(Dataset records)
□ □ □ □ □ □ □

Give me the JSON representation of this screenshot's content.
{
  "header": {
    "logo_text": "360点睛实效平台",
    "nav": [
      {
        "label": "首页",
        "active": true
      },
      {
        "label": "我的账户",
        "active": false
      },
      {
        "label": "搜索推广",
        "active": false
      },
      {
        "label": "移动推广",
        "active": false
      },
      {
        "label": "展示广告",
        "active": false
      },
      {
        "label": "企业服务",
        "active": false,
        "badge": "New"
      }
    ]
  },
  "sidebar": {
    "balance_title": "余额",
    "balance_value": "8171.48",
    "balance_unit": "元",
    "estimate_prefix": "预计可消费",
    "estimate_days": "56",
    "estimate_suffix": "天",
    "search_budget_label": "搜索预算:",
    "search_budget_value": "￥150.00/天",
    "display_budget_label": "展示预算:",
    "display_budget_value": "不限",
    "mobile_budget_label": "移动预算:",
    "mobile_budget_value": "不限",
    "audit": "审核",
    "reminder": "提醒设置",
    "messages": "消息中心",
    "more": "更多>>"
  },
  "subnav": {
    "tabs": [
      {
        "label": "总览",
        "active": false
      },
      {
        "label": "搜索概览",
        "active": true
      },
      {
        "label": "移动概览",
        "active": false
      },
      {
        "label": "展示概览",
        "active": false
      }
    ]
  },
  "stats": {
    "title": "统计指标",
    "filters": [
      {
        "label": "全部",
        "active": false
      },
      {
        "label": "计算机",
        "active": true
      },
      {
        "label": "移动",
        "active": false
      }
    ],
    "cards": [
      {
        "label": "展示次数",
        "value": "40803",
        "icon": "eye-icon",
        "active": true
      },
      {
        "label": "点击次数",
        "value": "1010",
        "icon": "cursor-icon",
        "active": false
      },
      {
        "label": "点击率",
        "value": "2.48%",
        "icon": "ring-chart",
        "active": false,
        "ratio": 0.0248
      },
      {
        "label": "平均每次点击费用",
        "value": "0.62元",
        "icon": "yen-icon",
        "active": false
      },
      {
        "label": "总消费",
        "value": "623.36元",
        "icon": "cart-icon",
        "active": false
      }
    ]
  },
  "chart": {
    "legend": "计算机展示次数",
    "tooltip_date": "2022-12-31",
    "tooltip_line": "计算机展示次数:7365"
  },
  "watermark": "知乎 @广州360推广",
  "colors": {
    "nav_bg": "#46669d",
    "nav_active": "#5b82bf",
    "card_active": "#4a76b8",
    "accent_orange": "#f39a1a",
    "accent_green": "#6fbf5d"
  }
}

□ □ □ □ □ □ □

EXERCISE> Write out the entire listing exactly.

CORRECT RESPONSE>
Give me the JSON representation of this screenshot's content.
{
  "header": {
    "logo_text": "360点睛实效平台",
    "nav": [
      {
        "label": "首页",
        "active": true
      },
      {
        "label": "我的账户",
        "active": false
      },
      {
        "label": "搜索推广",
        "active": false
      },
      {
        "label": "移动推广",
        "active": false
      },
      {
        "label": "展示广告",
        "active": false
      },
      {
        "label": "企业服务",
        "active": false,
        "badge": "New"
      }
    ]
  },
  "sidebar": {
    "balance_title": "余额",
    "balance_value": "8171.48",
    "balance_unit": "元",
    "estimate_prefix": "预计可消费",
    "estimate_days": "56",
    "estimate_suffix": "天",
    "search_budget_label": "搜索预算:",
    "search_budget_value": "￥150.00/天",
    "display_budget_label": "展示预算:",
    "display_budget_value": "不限",
    "mobile_budget_label": "移动预算:",
    "mobile_budget_value": "不限",
    "audit": "审核",
    "reminder": "提醒设置",
    "messages": "消息中心",
    "more": "更多>>"
  },
  "subnav": {
    "tabs": [
      {
        "label": "总览",
        "active": false
      },
      {
        "label": "搜索概览",
        "active": true
      },
      {
        "label": "移动概览",
        "active": false
      },
      {
        "label": "展示概览",
        "active": false
      }
    ]
  },
  "stats": {
    "title": "统计指标",
    "filters": [
      {
        "label": "全部",
        "active": false
      },
      {
        "label": "计算机",
        "active": true
      },
      {
        "label": "移动",
        "active": false
      }
    ],
    "cards": [
      {
        "label": "展示次数",
        "value": "40803",
        "icon": "eye-icon",
        "active": true
      },
      {
        "label": "点击次数",
        "value": "1010",
        "icon": "cursor-icon",
        "active": false
      },
      {
        "label": "点击率",
        "value": "2.48%",
        "icon": "ring-chart",
        "active": false,
        "ratio": 0.0248
      },
      {
        "label": "平均每次点击费用",
        "value": "0.62元",
        "icon": "yen-icon",
        "active": false
      },
      {
        "label": "总消费",
        "value": "623.36元",
        "icon": "cart-icon",
        "active": false
      }
    ]
  },
  "chart": {
    "legend": "计算机展示次数",
    "tooltip_date": "2022-12-31",
    "tooltip_line": "计算机展示次数:7365"
  },
  "watermark": "知乎 @广州360推广",
  "colors": {
    "nav_bg": "#46669d",
    "nav_active": "#5b82bf",
    "card_active": "#4a76b8",
    "accent_orange": "#f39a1a",
    "accent_green": "#6fbf5d"
  }
}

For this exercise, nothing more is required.